PROBLEM TO SOLVE: Output every line exactly as written. Leave out pictures.

INPUT ROWS:
— Begin —
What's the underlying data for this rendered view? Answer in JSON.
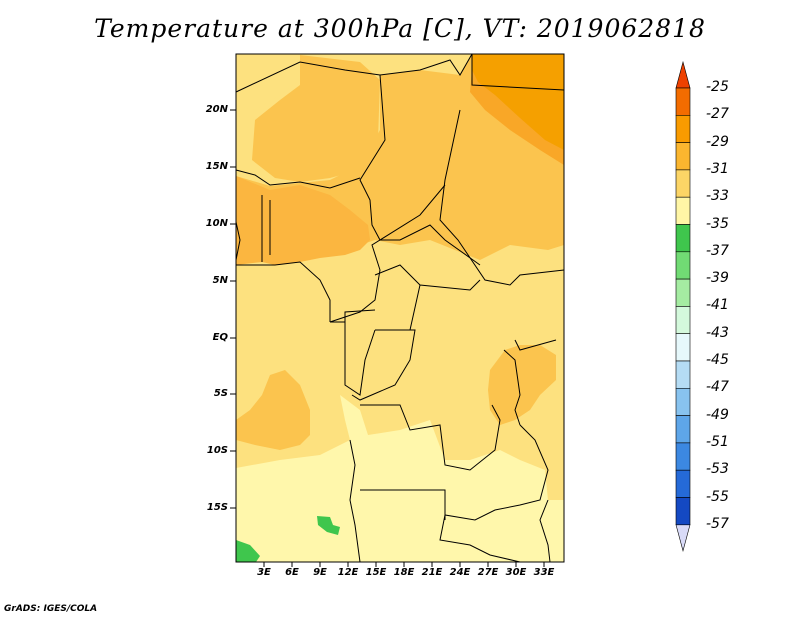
{
  "title": "Temperature at 300hPa [C], VT: 2019062818",
  "credit": "GrADS: IGES/COLA",
  "map": {
    "lat_labels": [
      "20N",
      "15N",
      "10N",
      "5N",
      "EQ",
      "5S",
      "10S",
      "15S"
    ],
    "lon_labels": [
      "3E",
      "6E",
      "9E",
      "12E",
      "15E",
      "18E",
      "21E",
      "24E",
      "27E",
      "30E",
      "33E"
    ],
    "fill_colors": {
      "c25_27": "#f08c00",
      "c27_29": "#fba71f",
      "c29_31": "#fbc44e",
      "c31_33": "#fde17f",
      "c33_35": "#fff7ab",
      "c35_37": "#3fc64d"
    }
  },
  "colorbar": {
    "labels": [
      "-25",
      "-27",
      "-29",
      "-31",
      "-33",
      "-35",
      "-37",
      "-39",
      "-41",
      "-43",
      "-45",
      "-47",
      "-49",
      "-51",
      "-53",
      "-55",
      "-57"
    ],
    "colors": [
      "#ee4100",
      "#f36c00",
      "#f99b00",
      "#fbb62f",
      "#fcd566",
      "#fff6a6",
      "#3fc64d",
      "#71db74",
      "#a5eca2",
      "#d4f9dc",
      "#e6f8fb",
      "#b5dcf4",
      "#88c3ef",
      "#5ea6e9",
      "#3c88e1",
      "#256ad8",
      "#1449c3",
      "#0a2896",
      "#0c0c69",
      "#d9dbf8"
    ]
  }
}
— End —
RIGHT ANSWER:
What's the underlying data for this rendered view? Answer in JSON.
{
  "title": "Temperature at 300hPa [C], VT: 2019062818",
  "credit": "GrADS: IGES/COLA",
  "map": {
    "lat_labels": [
      "20N",
      "15N",
      "10N",
      "5N",
      "EQ",
      "5S",
      "10S",
      "15S"
    ],
    "lon_labels": [
      "3E",
      "6E",
      "9E",
      "12E",
      "15E",
      "18E",
      "21E",
      "24E",
      "27E",
      "30E",
      "33E"
    ],
    "fill_colors": {
      "c25_27": "#f08c00",
      "c27_29": "#fba71f",
      "c29_31": "#fbc44e",
      "c31_33": "#fde17f",
      "c33_35": "#fff7ab",
      "c35_37": "#3fc64d"
    }
  },
  "colorbar": {
    "labels": [
      "-25",
      "-27",
      "-29",
      "-31",
      "-33",
      "-35",
      "-37",
      "-39",
      "-41",
      "-43",
      "-45",
      "-47",
      "-49",
      "-51",
      "-53",
      "-55",
      "-57"
    ],
    "colors": [
      "#ee4100",
      "#f36c00",
      "#f99b00",
      "#fbb62f",
      "#fcd566",
      "#fff6a6",
      "#3fc64d",
      "#71db74",
      "#a5eca2",
      "#d4f9dc",
      "#e6f8fb",
      "#b5dcf4",
      "#88c3ef",
      "#5ea6e9",
      "#3c88e1",
      "#256ad8",
      "#1449c3",
      "#0a2896",
      "#0c0c69",
      "#d9dbf8"
    ]
  }
}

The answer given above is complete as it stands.